Stored data entries
--------------------------------------------------
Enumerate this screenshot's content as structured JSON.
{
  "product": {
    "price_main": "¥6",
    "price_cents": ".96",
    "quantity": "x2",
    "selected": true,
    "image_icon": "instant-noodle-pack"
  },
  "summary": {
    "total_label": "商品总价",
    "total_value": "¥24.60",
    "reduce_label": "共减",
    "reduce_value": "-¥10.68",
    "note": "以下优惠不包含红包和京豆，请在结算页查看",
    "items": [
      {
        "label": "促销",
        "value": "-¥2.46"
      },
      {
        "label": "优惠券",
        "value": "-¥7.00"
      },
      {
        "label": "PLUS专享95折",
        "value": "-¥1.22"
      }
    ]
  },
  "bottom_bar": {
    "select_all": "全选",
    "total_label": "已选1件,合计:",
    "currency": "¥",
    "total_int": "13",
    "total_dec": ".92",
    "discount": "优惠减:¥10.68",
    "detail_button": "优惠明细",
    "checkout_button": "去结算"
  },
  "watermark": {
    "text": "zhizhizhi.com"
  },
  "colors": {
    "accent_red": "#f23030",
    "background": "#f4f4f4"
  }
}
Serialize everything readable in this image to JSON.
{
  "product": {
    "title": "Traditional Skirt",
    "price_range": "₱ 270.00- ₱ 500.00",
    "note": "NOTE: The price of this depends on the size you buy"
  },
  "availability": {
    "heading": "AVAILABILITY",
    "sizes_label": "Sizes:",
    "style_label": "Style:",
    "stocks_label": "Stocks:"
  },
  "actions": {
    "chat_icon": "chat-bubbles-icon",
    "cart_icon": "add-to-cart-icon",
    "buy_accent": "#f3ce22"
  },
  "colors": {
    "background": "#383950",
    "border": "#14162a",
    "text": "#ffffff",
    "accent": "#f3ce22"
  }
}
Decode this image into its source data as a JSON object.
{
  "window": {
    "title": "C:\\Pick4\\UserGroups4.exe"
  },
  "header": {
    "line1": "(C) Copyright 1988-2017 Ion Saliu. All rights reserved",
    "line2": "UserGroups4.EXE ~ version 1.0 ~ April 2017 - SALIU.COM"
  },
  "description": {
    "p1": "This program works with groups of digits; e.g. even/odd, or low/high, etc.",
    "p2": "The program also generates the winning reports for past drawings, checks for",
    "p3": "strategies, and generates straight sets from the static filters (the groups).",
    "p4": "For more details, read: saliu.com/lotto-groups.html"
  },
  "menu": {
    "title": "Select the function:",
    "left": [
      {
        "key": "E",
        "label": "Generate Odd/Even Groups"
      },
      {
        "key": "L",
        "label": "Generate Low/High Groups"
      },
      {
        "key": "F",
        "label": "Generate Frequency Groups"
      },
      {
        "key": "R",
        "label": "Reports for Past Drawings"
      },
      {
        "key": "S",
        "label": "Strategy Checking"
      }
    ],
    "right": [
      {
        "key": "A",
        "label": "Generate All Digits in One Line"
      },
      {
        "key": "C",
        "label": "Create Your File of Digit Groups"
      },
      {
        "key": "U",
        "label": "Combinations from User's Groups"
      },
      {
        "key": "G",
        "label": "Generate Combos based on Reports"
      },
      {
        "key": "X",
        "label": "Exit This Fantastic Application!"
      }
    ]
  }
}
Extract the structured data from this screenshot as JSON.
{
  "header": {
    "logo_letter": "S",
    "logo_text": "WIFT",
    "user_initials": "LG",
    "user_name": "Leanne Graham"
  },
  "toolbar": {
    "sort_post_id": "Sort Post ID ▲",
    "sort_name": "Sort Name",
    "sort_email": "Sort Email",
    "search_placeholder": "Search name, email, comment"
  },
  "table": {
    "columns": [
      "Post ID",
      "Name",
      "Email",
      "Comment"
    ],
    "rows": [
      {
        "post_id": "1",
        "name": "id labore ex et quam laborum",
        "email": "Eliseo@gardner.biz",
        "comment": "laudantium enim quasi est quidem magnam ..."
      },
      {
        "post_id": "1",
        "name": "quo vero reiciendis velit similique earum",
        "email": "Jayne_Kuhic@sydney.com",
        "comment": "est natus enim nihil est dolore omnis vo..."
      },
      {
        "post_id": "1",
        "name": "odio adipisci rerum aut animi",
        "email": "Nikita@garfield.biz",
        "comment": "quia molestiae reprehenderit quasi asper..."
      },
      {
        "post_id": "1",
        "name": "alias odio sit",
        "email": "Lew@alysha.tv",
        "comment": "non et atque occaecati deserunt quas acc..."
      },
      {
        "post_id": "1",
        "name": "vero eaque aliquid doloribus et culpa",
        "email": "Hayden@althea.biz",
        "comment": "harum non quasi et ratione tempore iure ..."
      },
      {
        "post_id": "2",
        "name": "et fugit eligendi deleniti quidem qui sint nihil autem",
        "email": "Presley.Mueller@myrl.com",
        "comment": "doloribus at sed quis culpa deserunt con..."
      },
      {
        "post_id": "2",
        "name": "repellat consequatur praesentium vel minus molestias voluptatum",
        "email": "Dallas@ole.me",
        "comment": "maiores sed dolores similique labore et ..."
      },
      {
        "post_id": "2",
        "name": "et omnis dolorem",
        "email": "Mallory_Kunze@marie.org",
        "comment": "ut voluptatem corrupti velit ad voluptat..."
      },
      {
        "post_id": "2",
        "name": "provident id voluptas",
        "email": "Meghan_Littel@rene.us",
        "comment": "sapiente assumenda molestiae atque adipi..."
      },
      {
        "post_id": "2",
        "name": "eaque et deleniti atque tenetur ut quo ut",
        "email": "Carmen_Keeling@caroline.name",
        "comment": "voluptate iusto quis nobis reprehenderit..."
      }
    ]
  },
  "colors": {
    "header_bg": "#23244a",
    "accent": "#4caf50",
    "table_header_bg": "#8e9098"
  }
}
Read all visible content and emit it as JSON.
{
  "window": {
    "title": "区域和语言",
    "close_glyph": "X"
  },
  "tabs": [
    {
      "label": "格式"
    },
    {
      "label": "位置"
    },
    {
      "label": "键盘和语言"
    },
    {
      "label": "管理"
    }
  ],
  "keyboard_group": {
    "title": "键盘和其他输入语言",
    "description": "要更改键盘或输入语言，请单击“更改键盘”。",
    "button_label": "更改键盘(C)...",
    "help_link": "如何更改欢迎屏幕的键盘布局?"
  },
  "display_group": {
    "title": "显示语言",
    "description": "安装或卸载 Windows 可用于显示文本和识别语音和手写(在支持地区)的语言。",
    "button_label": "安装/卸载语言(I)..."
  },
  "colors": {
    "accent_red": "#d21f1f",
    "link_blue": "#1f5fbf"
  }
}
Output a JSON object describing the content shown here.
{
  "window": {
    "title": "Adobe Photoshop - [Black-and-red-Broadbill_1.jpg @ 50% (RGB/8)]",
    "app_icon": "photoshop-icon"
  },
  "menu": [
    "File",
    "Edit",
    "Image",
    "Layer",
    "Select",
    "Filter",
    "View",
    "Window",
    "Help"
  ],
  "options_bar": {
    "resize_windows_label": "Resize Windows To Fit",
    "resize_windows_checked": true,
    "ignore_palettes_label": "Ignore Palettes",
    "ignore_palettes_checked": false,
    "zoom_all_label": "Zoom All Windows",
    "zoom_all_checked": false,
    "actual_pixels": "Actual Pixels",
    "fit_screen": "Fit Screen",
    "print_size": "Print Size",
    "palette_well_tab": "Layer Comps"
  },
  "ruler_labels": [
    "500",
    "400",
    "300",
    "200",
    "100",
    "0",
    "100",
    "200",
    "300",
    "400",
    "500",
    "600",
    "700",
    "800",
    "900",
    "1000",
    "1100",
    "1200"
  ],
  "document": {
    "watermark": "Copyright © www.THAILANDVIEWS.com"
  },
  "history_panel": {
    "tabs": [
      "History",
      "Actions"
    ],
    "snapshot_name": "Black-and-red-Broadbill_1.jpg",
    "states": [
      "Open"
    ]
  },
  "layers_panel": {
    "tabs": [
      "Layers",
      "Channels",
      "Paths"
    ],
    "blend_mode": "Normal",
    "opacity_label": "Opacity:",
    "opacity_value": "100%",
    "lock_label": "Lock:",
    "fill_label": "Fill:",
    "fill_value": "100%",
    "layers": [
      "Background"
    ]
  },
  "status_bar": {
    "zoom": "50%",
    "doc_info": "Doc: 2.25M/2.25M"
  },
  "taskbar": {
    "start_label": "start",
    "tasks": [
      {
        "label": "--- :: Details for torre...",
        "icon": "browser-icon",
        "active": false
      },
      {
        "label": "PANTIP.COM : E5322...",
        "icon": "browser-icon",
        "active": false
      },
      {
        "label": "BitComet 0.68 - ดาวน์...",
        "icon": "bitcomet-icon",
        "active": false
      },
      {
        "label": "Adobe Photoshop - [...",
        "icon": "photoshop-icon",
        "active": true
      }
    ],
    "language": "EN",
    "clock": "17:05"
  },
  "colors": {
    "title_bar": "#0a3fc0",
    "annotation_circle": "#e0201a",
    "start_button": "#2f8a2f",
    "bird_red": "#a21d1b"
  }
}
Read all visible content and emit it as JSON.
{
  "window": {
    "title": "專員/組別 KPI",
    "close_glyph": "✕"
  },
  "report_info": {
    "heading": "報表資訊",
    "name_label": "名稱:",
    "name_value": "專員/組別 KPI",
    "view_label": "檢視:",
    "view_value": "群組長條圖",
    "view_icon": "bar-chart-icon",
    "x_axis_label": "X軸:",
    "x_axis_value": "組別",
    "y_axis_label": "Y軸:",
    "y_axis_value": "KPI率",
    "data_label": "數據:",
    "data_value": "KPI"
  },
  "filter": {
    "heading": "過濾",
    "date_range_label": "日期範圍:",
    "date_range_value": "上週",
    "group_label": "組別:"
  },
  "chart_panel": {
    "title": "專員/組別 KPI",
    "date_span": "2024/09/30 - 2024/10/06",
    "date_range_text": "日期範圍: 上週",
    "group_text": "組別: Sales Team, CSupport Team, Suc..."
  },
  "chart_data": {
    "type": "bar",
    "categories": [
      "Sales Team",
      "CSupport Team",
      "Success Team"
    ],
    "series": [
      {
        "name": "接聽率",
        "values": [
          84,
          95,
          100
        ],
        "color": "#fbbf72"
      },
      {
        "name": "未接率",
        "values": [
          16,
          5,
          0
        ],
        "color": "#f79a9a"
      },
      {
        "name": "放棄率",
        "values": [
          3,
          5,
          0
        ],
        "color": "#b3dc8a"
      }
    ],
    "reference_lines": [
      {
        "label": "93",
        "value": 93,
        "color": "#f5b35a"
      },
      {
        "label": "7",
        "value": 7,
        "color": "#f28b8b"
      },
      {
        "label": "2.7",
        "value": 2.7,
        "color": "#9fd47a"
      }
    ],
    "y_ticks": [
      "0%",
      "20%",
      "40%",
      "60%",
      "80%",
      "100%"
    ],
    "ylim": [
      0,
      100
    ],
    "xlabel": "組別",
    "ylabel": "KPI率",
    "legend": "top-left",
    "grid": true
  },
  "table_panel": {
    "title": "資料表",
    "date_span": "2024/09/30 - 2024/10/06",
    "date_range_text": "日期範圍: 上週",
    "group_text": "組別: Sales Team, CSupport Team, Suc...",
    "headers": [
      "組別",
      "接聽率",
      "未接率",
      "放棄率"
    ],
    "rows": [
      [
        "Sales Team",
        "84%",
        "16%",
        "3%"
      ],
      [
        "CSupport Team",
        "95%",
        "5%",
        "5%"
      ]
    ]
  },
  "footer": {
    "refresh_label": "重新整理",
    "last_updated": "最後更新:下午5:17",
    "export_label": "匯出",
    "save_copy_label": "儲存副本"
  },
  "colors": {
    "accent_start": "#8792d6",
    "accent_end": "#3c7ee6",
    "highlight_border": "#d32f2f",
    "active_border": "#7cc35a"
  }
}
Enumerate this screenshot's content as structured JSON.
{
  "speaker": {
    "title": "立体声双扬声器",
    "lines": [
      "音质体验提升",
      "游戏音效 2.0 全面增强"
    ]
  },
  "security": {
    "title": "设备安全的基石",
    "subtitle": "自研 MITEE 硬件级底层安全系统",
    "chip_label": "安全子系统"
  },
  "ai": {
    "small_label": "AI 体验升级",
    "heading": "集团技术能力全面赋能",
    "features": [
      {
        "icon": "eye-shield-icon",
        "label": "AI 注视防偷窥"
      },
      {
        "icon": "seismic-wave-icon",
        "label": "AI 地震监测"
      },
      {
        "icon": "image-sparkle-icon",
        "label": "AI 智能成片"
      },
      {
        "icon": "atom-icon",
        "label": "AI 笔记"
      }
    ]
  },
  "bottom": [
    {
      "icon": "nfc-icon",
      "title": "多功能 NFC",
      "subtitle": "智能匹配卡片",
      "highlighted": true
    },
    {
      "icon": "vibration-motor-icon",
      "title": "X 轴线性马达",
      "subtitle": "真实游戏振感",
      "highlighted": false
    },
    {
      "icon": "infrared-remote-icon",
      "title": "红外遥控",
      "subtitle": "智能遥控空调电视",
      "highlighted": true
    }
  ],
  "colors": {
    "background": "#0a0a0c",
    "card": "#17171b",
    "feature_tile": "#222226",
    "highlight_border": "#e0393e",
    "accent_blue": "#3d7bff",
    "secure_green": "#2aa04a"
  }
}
--------------------------------------------------
# TASK INSTRUCTIONS
Give the number of lines containing the word "更改键盘". No other answer is needed.

# CORRECT RESPONSE
2